Texto —
David Buscando Té

¡Hola! El muro gigante de concreto por donde pasa el tren frente a la ventana de mi casa, contenía un singular pálido color que me gustaba. Hoy me doy cuenta que ha sido ensombrecido por el tóxico humo diario de los autos indiferentes y veloces de mi oscura, maravillosa y calurosa Lima. Mi generoso té de higo contiene más hielo que un iglú y yo he quedado a expensas del tiempo, en su inagotable huida.

Hoy una bulliciosa nueva discoteca vecina, ataranta una noche que podría haber sido solitaria y silenciosamente hermosa, con horas interminables de música estridente sonando y sonando, como si nadie durmiera alrededor, como si nadie disfrutara del mágico encanto de escribir de madrugada. Ahora no sé si contarte una más de mis historias o unirme a la fiesta…

¡Qué vieja estoy carajo! ¡Antes no hubiera ni dudado! Ahora elijo quedarme aquí, a recordar contigo, aunque no tenga idea de quién eres y porqué me lees. Taponeemos nuestros oídos y empecemos.


Un hijo es una pregunta que le hacemos al destino. José María Peman

Ser mamá es la mayor realización que quisiera sentir. Siempre quise tener hijos y formar una familia. Desde chica soñaba con ese momento. Me encantan los niños.

Lo que se pide — Reproduce palabra por palabra el texto de arriba, completo y sin cambios.

Líneas de datos —
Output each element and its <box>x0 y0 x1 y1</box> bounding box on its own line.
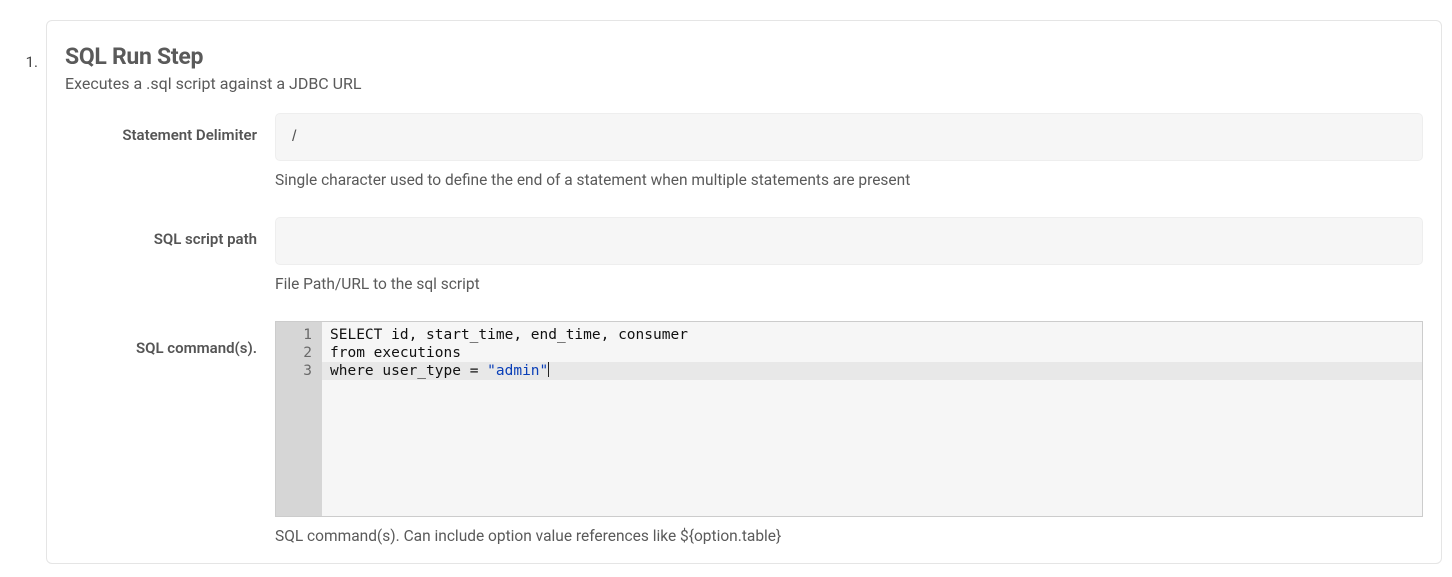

Respuesta esperada —
David Buscando Té

¡Hola! El muro gigante de concreto por donde pasa el tren frente a la ventana de mi casa, contenía un singular pálido color que me gustaba. Hoy me doy cuenta que ha sido ensombrecido por el tóxico humo diario de los autos indiferentes y veloces de mi oscura, maravillosa y calurosa Lima. Mi generoso té de higo contiene más hielo que un iglú y yo he quedado a expensas del tiempo, en su inagotable huida.

Hoy una bulliciosa nueva discoteca vecina, ataranta una noche que podría haber sido solitaria y silenciosamente hermosa, con horas interminables de música estridente sonando y sonando, como si nadie durmiera alrededor, como si nadie disfrutara del mágico encanto de escribir de madrugada. Ahora no sé si contarte una más de mis historias o unirme a la fiesta…

¡Qué vieja estoy carajo! ¡Antes no hubiera ni dudado! Ahora elijo quedarme aquí, a recordar contigo, aunque no tenga idea de quién eres y porqué me lees. Taponeemos nuestros oídos y empecemos.


Un hijo es una pregunta que le hacemos al destino. José María Peman

Ser mamá es la mayor realización que quisiera sentir. Siempre quise tener hijos y formar una familia. Desde chica soñaba con ese momento. Me encantan los niños.